# SOURCE DATA
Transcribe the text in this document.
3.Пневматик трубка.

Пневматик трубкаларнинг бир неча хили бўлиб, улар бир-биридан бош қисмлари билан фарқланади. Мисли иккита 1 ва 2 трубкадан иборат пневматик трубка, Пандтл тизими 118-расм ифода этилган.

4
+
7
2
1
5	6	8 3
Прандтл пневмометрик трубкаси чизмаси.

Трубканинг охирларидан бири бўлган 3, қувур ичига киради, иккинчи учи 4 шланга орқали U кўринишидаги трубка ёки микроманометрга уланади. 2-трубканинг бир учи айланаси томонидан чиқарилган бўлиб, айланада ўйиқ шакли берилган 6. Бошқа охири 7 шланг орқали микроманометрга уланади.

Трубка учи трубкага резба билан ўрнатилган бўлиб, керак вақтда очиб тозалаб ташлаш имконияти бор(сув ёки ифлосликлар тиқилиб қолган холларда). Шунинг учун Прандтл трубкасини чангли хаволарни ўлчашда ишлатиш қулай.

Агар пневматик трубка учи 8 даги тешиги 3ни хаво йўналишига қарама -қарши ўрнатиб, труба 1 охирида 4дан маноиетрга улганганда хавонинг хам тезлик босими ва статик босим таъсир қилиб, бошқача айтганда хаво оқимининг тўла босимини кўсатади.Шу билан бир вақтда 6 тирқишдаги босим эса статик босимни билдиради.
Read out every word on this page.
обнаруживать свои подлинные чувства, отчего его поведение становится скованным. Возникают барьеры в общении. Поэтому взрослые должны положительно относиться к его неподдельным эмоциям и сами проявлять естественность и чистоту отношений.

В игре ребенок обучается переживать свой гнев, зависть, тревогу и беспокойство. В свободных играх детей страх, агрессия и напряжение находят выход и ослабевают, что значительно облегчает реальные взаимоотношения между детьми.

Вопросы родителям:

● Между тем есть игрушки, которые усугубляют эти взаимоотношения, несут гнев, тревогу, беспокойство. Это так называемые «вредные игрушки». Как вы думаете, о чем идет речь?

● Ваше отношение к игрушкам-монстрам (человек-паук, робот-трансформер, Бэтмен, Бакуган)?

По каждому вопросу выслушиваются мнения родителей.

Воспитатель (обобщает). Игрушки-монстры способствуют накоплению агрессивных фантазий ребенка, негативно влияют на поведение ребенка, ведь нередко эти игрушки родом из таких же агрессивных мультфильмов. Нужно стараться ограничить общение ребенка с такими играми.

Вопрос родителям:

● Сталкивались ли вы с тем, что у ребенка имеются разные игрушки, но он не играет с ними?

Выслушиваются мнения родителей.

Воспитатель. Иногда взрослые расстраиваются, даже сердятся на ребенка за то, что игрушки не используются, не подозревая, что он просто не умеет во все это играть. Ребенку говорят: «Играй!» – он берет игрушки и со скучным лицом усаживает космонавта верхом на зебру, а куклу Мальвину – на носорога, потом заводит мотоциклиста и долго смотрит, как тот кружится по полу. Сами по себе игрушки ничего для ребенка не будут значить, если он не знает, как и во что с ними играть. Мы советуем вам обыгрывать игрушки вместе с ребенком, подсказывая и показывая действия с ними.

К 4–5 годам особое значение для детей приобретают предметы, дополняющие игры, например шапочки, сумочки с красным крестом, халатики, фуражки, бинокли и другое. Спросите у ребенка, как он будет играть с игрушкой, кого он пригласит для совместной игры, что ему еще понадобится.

# WHAT IS NEEDED
Repeat all of the records above exactly as they appear.

# PROBLEM SOLUTION
Transcribe the text in this document.
3.Пневматик трубка.

Пневматик трубкаларнинг бир неча хили бўлиб, улар бир-биридан бош қисмлари билан фарқланади. Мисли иккита 1 ва 2 трубкадан иборат пневматик трубка, Пандтл тизими 118-расм ифода этилган.

4
+
7
2
1
5	6	8 3
Прандтл пневмометрик трубкаси чизмаси.

Трубканинг охирларидан бири бўлган 3, қувур ичига киради, иккинчи учи 4 шланга орқали U кўринишидаги трубка ёки микроманометрга уланади. 2-трубканинг бир учи айланаси томонидан чиқарилган бўлиб, айланада ўйиқ шакли берилган 6. Бошқа охири 7 шланг орқали микроманометрга уланади.

Трубка учи трубкага резба билан ўрнатилган бўлиб, керак вақтда очиб тозалаб ташлаш имконияти бор(сув ёки ифлосликлар тиқилиб қолган холларда). Шунинг учун Прандтл трубкасини чангли хаволарни ўлчашда ишлатиш қулай.

Агар пневматик трубка учи 8 даги тешиги 3ни хаво йўналишига қарама -қарши ўрнатиб, труба 1 охирида 4дан маноиетрга улганганда хавонинг хам тезлик босими ва статик босим таъсир қилиб, бошқача айтганда хаво оқимининг тўла босимини кўсатади.Шу билан бир вақтда 6 тирқишдаги босим эса статик босимни билдиради.
Read out every word on this page.
обнаруживать свои подлинные чувства, отчего его поведение становится скованным. Возникают барьеры в общении. Поэтому взрослые должны положительно относиться к его неподдельным эмоциям и сами проявлять естественность и чистоту отношений.

В игре ребенок обучается переживать свой гнев, зависть, тревогу и беспокойство. В свободных играх детей страх, агрессия и напряжение находят выход и ослабевают, что значительно облегчает реальные взаимоотношения между детьми.

Вопросы родителям:

● Между тем есть игрушки, которые усугубляют эти взаимоотношения, несут гнев, тревогу, беспокойство. Это так называемые «вредные игрушки». Как вы думаете, о чем идет речь?

● Ваше отношение к игрушкам-монстрам (человек-паук, робот-трансформер, Бэтмен, Бакуган)?

По каждому вопросу выслушиваются мнения родителей.

Воспитатель (обобщает). Игрушки-монстры способствуют накоплению агрессивных фантазий ребенка, негативно влияют на поведение ребенка, ведь нередко эти игрушки родом из таких же агрессивных мультфильмов. Нужно стараться ограничить общение ребенка с такими играми.

Вопрос родителям:

● Сталкивались ли вы с тем, что у ребенка имеются разные игрушки, но он не играет с ними?

Выслушиваются мнения родителей.

Воспитатель. Иногда взрослые расстраиваются, даже сердятся на ребенка за то, что игрушки не используются, не подозревая, что он просто не умеет во все это играть. Ребенку говорят: «Играй!» – он берет игрушки и со скучным лицом усаживает космонавта верхом на зебру, а куклу Мальвину – на носорога, потом заводит мотоциклиста и долго смотрит, как тот кружится по полу. Сами по себе игрушки ничего для ребенка не будут значить, если он не знает, как и во что с ними играть. Мы советуем вам обыгрывать игрушки вместе с ребенком, подсказывая и показывая действия с ними.

К 4–5 годам особое значение для детей приобретают предметы, дополняющие игры, например шапочки, сумочки с красным крестом, халатики, фуражки, бинокли и другое. Спросите у ребенка, как он будет играть с игрушкой, кого он пригласит для совместной игры, что ему еще понадобится.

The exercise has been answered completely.